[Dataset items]
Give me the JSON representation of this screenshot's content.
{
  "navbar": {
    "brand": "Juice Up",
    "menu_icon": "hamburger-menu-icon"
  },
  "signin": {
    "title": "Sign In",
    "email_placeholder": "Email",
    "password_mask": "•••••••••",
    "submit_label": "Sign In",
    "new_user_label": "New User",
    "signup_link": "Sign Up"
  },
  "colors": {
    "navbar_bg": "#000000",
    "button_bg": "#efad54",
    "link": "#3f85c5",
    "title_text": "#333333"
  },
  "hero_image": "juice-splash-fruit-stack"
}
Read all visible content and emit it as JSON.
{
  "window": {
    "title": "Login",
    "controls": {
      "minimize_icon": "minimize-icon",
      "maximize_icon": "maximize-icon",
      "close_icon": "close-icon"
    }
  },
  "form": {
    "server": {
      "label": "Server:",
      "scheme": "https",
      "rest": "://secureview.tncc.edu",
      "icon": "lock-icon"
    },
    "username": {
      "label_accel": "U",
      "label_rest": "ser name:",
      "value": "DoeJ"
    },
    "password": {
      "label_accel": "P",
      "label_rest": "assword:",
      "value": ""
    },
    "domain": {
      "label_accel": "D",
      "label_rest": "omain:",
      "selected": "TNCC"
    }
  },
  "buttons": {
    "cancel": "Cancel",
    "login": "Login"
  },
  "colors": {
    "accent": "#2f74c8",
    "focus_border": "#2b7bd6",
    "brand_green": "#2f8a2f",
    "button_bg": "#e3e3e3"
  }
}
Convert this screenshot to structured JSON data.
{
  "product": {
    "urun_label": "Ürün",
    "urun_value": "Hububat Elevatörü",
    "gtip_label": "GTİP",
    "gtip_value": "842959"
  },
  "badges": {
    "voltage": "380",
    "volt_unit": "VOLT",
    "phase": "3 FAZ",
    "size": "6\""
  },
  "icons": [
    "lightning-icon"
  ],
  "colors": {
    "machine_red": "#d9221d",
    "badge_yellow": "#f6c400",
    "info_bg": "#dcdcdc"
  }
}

Problem to work on: Each line of the material must be restated exactly.

Solution to the problem:
Give me the JSON representation of this screenshot's content.
{
  "navbar": {
    "brand": "Juice Up",
    "menu_icon": "hamburger-menu-icon"
  },
  "signin": {
    "title": "Sign In",
    "email_placeholder": "Email",
    "password_mask": "•••••••••",
    "submit_label": "Sign In",
    "new_user_label": "New User",
    "signup_link": "Sign Up"
  },
  "colors": {
    "navbar_bg": "#000000",
    "button_bg": "#efad54",
    "link": "#3f85c5",
    "title_text": "#333333"
  },
  "hero_image": "juice-splash-fruit-stack"
}
Read all visible content and emit it as JSON.
{
  "window": {
    "title": "Login",
    "controls": {
      "minimize_icon": "minimize-icon",
      "maximize_icon": "maximize-icon",
      "close_icon": "close-icon"
    }
  },
  "form": {
    "server": {
      "label": "Server:",
      "scheme": "https",
      "rest": "://secureview.tncc.edu",
      "icon": "lock-icon"
    },
    "username": {
      "label_accel": "U",
      "label_rest": "ser name:",
      "value": "DoeJ"
    },
    "password": {
      "label_accel": "P",
      "label_rest": "assword:",
      "value": ""
    },
    "domain": {
      "label_accel": "D",
      "label_rest": "omain:",
      "selected": "TNCC"
    }
  },
  "buttons": {
    "cancel": "Cancel",
    "login": "Login"
  },
  "colors": {
    "accent": "#2f74c8",
    "focus_border": "#2b7bd6",
    "brand_green": "#2f8a2f",
    "button_bg": "#e3e3e3"
  }
}
Convert this screenshot to structured JSON data.
{
  "product": {
    "urun_label": "Ürün",
    "urun_value": "Hububat Elevatörü",
    "gtip_label": "GTİP",
    "gtip_value": "842959"
  },
  "badges": {
    "voltage": "380",
    "volt_unit": "VOLT",
    "phase": "3 FAZ",
    "size": "6\""
  },
  "icons": [
    "lightning-icon"
  ],
  "colors": {
    "machine_red": "#d9221d",
    "badge_yellow": "#f6c400",
    "info_bg": "#dcdcdc"
  }
}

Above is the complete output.